━━━ Reading text ━━━
Differential Diagnosis
The differential diagnosis of acute gouty arthritis includes pseudogout (see below), osteoarthritis, psoriatic arthritis, reactive arthritis (previously referred to as Reiter disease), and septic arthritis. Given its destructive nature, septic arthritis needs to be considered even in patients in whom the diagnosis of gout has been previously established. The presence of needle-shaped crystals with negative birefringence in an aspirate of joint fluid is diagnostic of gout, while Gram stain and culture exclude septic arthritis. Occasionally, patients are misdiagnosed as having cellulitis.
The differential diagnosis of cutaneous gouty tophi includes xanthomas, rheumatoid nodules, and calcinosis cutis. Examination of expressed fluid or chalky material by polarized light can provide a “bedside” diagnosis. By ultrasonography, central clear spaces are seen within tophi whereas rheumatoid nodules contain central echodense areas .
━━━ Source information ━━━
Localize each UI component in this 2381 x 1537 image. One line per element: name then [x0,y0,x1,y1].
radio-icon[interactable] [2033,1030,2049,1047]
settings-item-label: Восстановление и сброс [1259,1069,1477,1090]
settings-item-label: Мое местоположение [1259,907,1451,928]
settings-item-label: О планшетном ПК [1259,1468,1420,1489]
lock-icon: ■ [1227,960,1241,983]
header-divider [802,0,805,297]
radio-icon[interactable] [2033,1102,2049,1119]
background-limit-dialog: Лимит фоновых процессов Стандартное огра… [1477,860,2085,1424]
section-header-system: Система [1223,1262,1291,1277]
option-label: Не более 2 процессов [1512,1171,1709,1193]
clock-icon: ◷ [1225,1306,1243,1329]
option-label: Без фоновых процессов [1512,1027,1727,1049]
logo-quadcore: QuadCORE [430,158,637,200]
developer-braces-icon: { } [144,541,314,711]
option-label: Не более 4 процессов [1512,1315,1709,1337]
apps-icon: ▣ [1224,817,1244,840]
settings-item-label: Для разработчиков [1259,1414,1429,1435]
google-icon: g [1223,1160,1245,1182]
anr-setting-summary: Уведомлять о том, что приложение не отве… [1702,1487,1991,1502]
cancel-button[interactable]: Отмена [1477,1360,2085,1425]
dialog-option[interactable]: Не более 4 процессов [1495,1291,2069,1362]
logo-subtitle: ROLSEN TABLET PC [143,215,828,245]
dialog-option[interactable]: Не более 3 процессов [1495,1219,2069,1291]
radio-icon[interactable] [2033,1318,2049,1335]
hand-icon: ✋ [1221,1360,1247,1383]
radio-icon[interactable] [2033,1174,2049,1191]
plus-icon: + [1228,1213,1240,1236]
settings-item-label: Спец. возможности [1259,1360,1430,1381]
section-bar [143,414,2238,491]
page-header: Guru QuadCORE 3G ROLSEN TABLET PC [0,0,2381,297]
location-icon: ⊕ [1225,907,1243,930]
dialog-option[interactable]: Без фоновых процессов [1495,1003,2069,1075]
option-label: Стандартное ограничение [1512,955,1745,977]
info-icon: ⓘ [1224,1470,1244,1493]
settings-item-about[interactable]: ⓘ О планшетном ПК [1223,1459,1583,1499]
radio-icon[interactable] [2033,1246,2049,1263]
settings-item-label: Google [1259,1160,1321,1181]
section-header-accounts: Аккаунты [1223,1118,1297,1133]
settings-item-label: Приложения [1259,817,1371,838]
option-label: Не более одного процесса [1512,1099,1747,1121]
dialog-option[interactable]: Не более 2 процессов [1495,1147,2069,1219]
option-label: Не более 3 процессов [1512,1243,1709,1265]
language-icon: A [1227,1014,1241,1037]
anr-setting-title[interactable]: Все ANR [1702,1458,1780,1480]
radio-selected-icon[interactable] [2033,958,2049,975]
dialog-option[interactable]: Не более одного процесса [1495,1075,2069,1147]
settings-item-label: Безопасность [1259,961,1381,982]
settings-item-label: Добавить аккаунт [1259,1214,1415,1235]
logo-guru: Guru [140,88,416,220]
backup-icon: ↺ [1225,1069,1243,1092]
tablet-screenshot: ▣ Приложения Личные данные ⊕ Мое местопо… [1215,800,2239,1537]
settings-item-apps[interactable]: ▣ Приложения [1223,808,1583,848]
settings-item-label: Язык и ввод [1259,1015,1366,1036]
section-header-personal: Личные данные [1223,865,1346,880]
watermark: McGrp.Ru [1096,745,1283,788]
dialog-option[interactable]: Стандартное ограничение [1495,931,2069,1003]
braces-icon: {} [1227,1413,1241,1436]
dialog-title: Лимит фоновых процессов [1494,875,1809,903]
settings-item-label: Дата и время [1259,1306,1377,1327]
━━━
Copy down, word for word, the part of the gout diagnosis text that opens with the words containing "The differential diagnosis of cutaneous" and closes with "echodense areas .". The records are separate material from the gout diagnosis text.

**Answer below**
The differential diagnosis of cutaneous gouty tophi includes xanthomas, rheumatoid nodules, and calcinosis cutis. Examination of expressed fluid or chalky material by polarized light can provide a “bedside” diagnosis. By ultrasonography, central clear spaces are seen within tophi whereas rheumatoid nodules contain central echodense areas .